=== Provided records ===

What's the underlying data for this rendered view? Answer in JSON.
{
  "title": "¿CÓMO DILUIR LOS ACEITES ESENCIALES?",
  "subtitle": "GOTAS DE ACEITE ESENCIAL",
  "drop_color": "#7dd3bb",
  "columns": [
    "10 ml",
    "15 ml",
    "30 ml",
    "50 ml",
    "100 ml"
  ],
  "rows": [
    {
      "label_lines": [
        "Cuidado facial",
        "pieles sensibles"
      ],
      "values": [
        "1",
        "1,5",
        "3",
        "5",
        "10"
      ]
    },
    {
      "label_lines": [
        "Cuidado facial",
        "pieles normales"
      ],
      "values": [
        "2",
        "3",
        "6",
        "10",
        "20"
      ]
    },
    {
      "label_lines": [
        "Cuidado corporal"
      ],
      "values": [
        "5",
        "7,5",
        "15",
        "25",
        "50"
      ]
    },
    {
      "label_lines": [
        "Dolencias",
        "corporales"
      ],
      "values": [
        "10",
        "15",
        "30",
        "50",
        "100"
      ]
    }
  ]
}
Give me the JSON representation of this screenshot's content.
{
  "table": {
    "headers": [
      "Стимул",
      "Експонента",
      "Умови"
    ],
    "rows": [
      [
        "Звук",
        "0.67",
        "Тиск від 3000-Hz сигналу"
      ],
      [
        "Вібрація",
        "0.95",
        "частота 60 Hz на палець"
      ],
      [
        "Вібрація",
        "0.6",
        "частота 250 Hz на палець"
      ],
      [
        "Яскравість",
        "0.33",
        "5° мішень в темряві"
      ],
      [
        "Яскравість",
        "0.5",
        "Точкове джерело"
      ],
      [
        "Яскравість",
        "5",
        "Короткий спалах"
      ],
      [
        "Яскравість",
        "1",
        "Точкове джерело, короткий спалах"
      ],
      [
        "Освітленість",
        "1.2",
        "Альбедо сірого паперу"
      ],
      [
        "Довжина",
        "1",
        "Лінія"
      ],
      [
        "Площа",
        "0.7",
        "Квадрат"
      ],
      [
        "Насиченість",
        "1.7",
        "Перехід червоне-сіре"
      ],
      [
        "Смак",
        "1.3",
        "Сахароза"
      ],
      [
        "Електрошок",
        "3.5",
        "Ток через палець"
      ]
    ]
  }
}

===

**Set task**:
From the records above, pull out each line that has "частота".

**Solved problem**:
        "частота 60 Hz на палець"
        "частота 250 Hz на палець"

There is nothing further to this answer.